Copy the lines that follow, keeping every character the same.

▶ **THE RECORDS**:
[Begin]

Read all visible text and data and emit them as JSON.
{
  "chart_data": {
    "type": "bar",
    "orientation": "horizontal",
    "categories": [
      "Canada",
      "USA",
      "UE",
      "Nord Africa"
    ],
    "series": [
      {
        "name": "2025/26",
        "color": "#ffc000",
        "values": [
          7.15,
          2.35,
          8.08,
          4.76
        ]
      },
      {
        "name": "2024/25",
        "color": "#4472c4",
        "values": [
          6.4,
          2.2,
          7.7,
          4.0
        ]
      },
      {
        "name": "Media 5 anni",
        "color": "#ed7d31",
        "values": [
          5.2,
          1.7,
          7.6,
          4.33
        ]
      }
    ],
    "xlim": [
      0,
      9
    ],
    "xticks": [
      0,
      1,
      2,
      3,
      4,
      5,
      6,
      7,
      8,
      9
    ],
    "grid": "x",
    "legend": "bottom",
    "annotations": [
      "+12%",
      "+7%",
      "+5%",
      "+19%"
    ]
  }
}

[End]

▶ **RESPONSE FOR THIS EXERCISE**:
Read all visible text and data and emit them as JSON.
{
  "chart_data": {
    "type": "bar",
    "orientation": "horizontal",
    "categories": [
      "Canada",
      "USA",
      "UE",
      "Nord Africa"
    ],
    "series": [
      {
        "name": "2025/26",
        "color": "#ffc000",
        "values": [
          7.15,
          2.35,
          8.08,
          4.76
        ]
      },
      {
        "name": "2024/25",
        "color": "#4472c4",
        "values": [
          6.4,
          2.2,
          7.7,
          4.0
        ]
      },
      {
        "name": "Media 5 anni",
        "color": "#ed7d31",
        "values": [
          5.2,
          1.7,
          7.6,
          4.33
        ]
      }
    ],
    "xlim": [
      0,
      9
    ],
    "xticks": [
      0,
      1,
      2,
      3,
      4,
      5,
      6,
      7,
      8,
      9
    ],
    "grid": "x",
    "legend": "bottom",
    "annotations": [
      "+12%",
      "+7%",
      "+5%",
      "+19%"
    ]
  }
}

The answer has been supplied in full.